--- BEGIN ---
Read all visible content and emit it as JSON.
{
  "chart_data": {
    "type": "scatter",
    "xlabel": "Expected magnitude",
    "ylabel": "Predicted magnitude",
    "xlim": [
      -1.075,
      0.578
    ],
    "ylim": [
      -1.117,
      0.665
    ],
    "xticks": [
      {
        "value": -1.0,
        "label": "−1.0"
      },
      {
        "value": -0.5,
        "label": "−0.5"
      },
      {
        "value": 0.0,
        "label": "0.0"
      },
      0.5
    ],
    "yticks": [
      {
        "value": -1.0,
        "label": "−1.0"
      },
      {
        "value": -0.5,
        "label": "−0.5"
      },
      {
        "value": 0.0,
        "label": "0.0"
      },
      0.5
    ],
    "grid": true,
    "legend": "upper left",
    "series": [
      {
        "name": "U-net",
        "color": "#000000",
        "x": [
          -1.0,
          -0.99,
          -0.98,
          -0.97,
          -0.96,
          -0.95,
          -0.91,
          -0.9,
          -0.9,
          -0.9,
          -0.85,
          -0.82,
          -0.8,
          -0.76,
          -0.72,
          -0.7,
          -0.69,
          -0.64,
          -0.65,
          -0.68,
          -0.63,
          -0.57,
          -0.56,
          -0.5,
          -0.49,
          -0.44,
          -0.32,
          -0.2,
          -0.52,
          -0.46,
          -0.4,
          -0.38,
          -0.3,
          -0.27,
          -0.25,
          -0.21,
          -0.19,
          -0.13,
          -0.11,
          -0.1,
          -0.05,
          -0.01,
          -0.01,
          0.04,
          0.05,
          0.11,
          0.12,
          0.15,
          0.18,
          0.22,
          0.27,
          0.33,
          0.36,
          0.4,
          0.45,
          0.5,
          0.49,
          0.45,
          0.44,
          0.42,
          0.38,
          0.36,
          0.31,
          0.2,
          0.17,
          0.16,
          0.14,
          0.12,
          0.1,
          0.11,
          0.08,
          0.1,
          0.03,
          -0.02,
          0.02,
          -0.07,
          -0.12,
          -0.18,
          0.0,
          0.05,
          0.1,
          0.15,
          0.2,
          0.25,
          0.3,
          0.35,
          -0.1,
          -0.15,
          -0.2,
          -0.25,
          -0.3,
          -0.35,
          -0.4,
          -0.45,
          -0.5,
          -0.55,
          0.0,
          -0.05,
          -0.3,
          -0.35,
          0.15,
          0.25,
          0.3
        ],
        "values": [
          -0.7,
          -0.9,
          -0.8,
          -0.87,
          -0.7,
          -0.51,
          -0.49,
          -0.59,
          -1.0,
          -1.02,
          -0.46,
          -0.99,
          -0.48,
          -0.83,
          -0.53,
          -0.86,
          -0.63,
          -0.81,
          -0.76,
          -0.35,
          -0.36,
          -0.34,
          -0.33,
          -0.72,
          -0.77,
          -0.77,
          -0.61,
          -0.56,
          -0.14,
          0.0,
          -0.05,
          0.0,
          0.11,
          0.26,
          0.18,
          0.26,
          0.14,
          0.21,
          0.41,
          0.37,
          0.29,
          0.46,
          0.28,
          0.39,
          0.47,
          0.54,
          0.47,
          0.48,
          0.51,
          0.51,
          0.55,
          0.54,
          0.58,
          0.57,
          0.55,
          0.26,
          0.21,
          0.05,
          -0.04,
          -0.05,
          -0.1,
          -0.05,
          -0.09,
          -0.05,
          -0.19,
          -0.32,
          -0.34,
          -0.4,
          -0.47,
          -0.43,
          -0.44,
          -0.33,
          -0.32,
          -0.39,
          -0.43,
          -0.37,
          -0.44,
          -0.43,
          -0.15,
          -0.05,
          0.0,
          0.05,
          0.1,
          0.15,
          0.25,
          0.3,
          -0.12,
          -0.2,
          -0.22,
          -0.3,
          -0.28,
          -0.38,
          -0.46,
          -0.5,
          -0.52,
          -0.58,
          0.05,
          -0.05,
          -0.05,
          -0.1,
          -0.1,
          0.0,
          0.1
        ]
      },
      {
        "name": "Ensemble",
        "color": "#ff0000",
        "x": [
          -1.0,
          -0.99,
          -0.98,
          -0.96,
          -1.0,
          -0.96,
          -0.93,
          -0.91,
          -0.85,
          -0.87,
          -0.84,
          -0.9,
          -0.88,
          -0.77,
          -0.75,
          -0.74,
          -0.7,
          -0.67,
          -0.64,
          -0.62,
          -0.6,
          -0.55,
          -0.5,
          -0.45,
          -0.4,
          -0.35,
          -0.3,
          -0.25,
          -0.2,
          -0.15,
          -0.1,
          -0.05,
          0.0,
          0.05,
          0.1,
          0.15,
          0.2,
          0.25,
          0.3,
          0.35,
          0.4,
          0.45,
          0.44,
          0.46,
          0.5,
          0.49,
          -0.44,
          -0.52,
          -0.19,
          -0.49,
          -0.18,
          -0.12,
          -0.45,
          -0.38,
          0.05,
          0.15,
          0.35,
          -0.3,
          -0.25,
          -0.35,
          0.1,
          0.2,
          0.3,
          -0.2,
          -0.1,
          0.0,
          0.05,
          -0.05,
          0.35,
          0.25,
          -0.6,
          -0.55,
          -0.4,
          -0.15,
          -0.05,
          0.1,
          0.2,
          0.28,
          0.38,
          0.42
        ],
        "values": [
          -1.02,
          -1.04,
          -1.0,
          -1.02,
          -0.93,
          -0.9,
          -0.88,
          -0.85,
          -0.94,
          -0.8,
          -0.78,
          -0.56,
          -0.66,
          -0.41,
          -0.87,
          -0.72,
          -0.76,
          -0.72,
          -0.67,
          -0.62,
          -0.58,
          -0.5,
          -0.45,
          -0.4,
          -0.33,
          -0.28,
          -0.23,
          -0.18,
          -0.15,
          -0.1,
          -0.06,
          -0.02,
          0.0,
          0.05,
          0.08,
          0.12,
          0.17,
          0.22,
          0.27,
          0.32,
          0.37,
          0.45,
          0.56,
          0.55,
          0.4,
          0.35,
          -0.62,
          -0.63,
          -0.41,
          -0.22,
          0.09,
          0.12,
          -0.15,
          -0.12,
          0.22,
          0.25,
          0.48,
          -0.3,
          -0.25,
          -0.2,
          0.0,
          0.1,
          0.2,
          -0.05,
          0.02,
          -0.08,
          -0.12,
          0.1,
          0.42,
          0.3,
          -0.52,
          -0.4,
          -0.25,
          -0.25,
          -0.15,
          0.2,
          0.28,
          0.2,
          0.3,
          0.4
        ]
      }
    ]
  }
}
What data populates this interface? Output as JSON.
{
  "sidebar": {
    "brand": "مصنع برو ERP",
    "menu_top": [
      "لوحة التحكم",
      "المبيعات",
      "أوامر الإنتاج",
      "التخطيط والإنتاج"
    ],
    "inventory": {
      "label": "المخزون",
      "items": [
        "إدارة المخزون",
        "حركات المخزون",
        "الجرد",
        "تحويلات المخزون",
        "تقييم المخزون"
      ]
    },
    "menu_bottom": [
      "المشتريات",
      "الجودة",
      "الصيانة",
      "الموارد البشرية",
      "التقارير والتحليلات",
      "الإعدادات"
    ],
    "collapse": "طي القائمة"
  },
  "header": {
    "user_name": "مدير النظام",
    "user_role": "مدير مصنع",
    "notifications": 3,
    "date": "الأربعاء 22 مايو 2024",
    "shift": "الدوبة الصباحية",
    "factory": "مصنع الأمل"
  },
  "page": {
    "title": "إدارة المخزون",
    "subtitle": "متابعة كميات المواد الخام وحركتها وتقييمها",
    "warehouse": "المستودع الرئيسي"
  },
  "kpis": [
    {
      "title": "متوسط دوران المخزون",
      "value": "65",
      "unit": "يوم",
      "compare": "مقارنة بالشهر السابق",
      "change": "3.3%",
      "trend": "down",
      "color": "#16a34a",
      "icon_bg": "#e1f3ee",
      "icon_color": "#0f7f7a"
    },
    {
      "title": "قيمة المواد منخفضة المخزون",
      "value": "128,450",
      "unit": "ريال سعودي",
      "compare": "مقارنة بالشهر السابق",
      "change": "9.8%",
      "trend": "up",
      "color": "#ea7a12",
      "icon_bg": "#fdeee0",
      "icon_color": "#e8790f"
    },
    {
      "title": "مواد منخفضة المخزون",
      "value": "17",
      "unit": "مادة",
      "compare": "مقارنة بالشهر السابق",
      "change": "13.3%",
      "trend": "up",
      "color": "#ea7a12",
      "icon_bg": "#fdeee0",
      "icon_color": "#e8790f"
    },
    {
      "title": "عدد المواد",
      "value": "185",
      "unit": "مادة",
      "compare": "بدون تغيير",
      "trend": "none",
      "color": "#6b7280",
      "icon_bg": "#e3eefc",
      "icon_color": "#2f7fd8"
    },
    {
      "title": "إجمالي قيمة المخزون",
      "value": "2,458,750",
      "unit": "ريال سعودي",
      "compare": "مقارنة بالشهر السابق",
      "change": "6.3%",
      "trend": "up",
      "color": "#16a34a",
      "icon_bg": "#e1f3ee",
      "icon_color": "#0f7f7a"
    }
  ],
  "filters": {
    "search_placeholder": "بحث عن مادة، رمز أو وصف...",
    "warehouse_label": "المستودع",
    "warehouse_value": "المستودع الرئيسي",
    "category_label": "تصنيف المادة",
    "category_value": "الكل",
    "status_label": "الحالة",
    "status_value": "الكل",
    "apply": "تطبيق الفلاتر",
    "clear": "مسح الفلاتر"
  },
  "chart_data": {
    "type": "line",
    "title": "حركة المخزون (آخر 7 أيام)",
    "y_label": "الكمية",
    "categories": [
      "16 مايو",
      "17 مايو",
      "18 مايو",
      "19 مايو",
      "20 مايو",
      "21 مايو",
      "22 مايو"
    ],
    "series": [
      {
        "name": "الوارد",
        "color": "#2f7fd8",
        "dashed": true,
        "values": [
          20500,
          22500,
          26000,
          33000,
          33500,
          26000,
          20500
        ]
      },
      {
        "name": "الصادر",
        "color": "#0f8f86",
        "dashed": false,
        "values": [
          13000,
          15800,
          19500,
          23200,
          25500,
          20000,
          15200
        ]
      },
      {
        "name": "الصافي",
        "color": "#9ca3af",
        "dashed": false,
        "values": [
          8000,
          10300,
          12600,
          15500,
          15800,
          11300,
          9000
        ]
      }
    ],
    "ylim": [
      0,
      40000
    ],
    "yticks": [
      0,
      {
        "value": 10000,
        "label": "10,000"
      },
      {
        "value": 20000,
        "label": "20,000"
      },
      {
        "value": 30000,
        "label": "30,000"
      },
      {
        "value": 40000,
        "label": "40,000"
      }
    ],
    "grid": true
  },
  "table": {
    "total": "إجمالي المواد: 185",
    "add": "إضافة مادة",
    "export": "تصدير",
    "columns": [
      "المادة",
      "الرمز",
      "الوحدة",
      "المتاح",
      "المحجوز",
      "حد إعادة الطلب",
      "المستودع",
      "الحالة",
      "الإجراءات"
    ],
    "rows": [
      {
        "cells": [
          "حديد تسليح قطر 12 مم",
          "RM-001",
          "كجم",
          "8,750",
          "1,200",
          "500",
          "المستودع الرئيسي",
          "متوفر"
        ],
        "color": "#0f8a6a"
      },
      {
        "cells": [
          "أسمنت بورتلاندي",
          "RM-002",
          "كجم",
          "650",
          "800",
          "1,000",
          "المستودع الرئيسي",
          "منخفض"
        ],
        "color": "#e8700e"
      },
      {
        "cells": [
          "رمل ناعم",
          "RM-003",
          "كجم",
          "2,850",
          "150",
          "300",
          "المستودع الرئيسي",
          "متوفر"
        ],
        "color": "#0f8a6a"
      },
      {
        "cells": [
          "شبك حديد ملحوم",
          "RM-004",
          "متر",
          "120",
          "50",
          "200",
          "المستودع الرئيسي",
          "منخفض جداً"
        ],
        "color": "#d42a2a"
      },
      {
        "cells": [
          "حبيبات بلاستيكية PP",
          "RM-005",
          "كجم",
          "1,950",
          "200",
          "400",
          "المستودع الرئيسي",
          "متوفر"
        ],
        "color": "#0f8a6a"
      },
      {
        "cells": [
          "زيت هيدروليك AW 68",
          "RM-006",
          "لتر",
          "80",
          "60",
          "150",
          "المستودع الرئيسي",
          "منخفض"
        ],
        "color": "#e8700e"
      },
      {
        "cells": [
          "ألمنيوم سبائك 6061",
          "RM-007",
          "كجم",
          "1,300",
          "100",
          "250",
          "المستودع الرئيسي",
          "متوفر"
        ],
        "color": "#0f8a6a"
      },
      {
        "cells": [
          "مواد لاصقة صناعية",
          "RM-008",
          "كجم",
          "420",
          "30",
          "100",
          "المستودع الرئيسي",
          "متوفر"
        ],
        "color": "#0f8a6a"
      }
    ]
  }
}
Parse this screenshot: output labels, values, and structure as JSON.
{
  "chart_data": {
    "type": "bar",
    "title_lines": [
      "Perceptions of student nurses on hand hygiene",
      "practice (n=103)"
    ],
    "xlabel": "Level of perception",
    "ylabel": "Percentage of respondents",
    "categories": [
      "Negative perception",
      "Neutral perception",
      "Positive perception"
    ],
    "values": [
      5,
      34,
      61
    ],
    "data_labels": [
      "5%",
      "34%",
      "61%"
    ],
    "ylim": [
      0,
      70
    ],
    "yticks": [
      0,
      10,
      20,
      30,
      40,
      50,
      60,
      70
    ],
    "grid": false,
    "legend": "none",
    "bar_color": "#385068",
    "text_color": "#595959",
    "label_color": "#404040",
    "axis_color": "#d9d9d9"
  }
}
--- END ---
**Exercise requirements**
Identify every line where the string "المادة" appears.

**Exercise solution**
    "category_label": "تصنيف المادة",
      "المادة",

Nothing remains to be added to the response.